[Dataset items]
........
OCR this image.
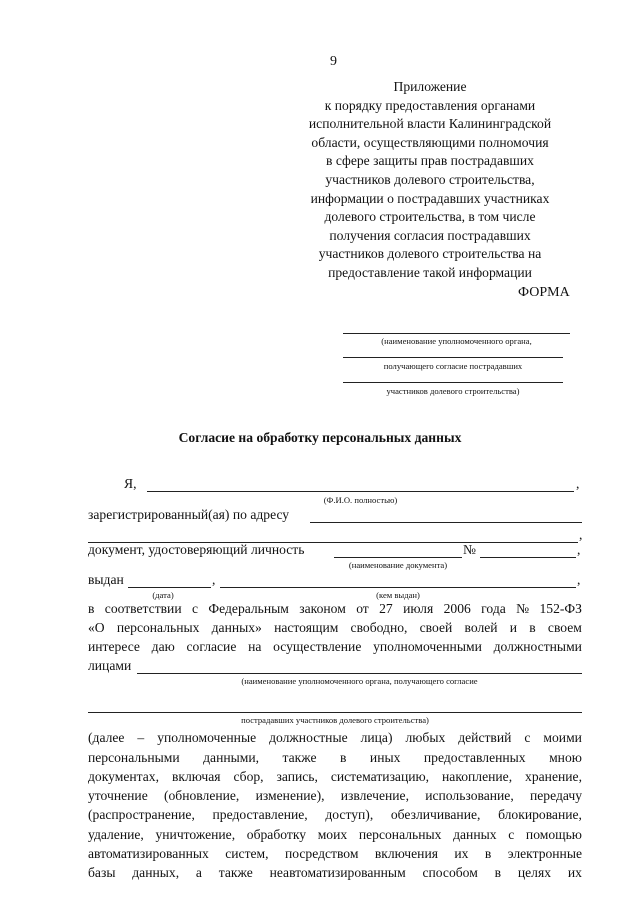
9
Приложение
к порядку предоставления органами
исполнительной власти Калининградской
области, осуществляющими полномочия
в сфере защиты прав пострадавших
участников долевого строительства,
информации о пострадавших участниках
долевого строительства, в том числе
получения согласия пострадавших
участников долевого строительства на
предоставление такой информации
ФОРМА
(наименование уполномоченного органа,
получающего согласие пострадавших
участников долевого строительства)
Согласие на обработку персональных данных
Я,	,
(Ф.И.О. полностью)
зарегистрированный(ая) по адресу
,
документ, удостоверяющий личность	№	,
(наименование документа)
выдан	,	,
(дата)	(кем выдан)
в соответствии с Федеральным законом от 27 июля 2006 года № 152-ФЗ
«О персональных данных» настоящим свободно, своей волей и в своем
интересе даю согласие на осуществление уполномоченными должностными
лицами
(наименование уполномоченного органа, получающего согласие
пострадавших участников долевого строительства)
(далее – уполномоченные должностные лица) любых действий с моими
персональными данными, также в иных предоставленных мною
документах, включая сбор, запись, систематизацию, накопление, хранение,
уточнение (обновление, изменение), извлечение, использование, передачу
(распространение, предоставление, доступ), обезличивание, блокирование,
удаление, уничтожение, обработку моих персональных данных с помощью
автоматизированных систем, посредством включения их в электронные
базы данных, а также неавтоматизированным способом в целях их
........
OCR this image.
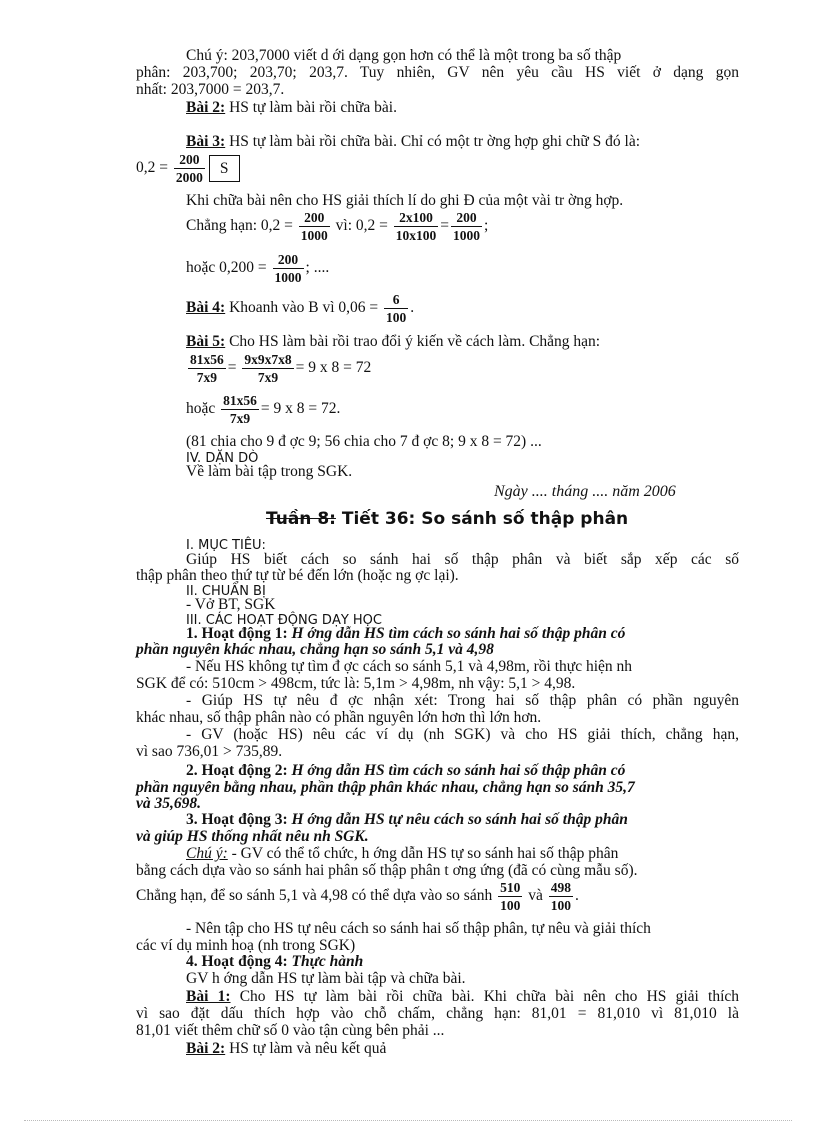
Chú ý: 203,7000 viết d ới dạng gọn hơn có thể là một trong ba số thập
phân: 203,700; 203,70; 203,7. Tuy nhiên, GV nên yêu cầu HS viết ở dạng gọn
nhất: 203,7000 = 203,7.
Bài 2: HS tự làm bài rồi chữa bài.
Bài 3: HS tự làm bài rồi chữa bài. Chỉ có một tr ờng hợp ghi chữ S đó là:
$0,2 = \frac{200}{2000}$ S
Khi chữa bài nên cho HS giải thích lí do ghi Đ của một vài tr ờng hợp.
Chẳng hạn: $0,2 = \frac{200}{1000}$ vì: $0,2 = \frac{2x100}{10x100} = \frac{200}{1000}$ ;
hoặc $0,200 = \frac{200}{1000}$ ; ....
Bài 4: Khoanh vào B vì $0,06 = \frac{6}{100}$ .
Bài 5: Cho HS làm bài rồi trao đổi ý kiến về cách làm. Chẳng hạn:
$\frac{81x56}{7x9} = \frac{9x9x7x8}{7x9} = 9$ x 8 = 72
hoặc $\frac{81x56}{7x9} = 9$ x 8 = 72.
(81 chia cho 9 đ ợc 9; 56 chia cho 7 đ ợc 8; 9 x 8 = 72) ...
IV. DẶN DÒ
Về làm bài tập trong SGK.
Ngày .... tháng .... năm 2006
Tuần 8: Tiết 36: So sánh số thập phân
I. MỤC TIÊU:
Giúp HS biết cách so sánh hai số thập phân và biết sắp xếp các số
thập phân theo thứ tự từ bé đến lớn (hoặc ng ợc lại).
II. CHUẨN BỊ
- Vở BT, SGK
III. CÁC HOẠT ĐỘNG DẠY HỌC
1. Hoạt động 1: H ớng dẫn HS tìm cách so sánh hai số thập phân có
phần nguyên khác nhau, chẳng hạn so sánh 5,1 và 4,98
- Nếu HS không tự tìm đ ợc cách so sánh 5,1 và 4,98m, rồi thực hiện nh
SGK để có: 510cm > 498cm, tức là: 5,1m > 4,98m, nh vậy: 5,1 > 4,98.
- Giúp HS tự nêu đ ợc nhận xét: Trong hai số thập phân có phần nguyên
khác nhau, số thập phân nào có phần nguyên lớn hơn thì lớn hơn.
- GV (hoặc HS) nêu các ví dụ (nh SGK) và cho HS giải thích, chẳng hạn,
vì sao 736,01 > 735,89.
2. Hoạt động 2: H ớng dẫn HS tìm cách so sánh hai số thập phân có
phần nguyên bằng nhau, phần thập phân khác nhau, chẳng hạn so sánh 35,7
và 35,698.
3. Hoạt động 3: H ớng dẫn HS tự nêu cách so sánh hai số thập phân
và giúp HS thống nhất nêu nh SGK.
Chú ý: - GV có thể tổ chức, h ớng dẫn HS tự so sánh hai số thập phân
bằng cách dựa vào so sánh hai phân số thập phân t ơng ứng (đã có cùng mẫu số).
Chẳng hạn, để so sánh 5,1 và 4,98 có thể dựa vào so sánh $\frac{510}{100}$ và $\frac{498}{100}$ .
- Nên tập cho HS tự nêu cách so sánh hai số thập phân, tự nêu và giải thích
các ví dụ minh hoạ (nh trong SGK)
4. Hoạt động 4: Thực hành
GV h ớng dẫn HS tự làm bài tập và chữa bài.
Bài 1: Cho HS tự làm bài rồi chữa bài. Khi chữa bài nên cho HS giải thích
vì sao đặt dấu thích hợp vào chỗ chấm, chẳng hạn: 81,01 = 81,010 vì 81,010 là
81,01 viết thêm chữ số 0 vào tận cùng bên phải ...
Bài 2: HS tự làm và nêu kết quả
........
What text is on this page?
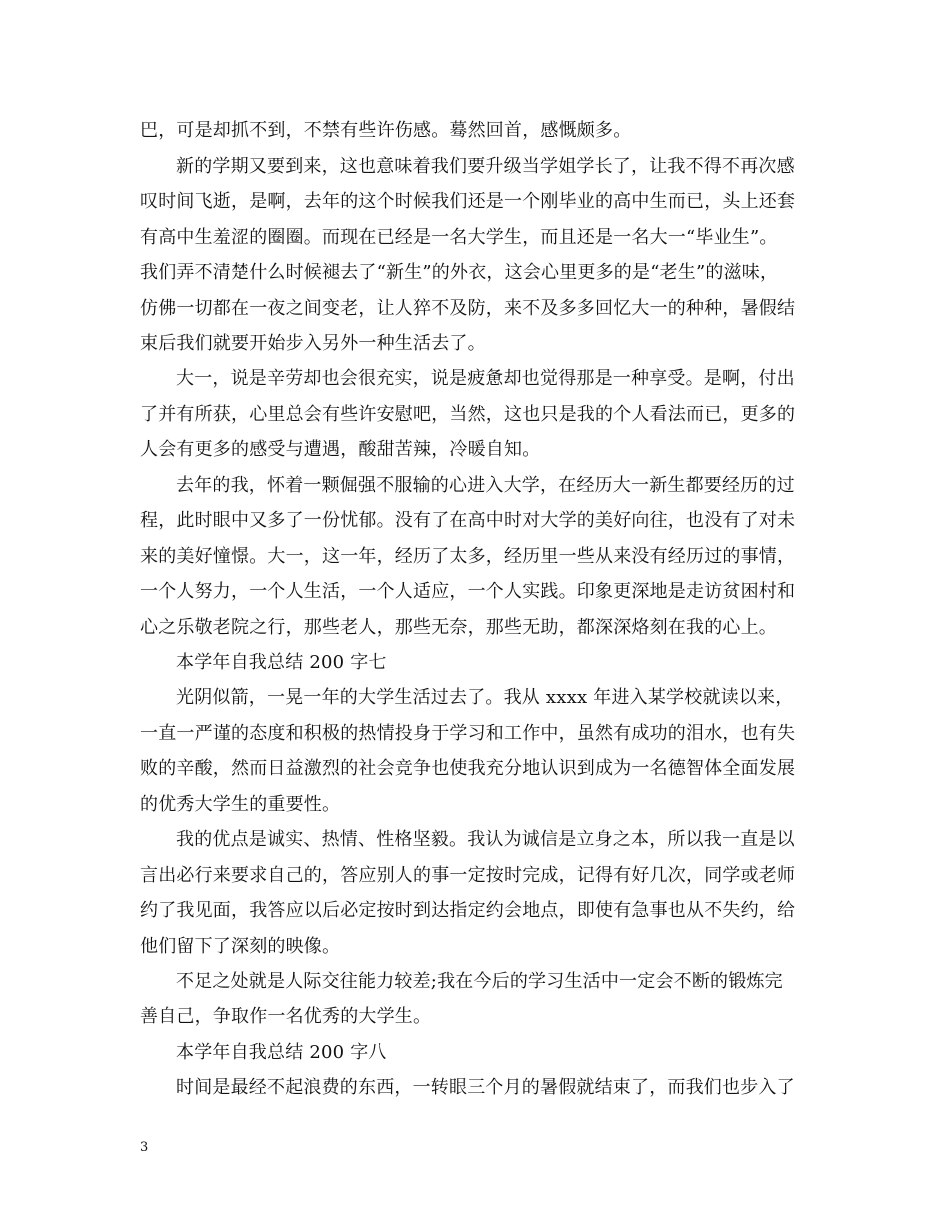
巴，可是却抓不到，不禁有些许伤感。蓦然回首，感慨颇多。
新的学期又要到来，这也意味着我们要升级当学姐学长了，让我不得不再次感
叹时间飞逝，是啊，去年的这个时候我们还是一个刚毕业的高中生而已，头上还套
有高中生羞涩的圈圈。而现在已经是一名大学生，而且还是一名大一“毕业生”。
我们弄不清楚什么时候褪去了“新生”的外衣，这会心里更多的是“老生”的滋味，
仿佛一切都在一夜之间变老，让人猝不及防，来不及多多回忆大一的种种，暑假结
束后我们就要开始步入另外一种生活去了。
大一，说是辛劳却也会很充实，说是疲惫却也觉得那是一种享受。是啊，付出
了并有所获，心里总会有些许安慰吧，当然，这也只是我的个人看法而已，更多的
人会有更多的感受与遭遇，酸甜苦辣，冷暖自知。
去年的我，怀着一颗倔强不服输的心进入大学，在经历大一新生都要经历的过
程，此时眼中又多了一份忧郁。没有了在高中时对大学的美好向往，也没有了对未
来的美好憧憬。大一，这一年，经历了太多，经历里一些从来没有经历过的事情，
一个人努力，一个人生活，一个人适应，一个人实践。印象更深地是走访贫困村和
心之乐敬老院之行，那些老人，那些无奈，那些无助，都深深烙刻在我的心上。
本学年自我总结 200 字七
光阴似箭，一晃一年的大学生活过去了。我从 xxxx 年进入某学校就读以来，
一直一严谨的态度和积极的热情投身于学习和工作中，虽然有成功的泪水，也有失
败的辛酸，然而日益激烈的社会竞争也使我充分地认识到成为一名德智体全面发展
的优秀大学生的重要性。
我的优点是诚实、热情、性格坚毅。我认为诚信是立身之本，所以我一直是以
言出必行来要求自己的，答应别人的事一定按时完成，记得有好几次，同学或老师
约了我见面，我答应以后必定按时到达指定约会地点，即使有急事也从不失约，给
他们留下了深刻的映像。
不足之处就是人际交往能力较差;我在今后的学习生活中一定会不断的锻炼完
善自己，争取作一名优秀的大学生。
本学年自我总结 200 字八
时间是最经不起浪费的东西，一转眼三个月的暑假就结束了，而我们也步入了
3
........
How many of the lines above include the string "долевого"? Answer with the number only.

▶ [Answer to the task]:
5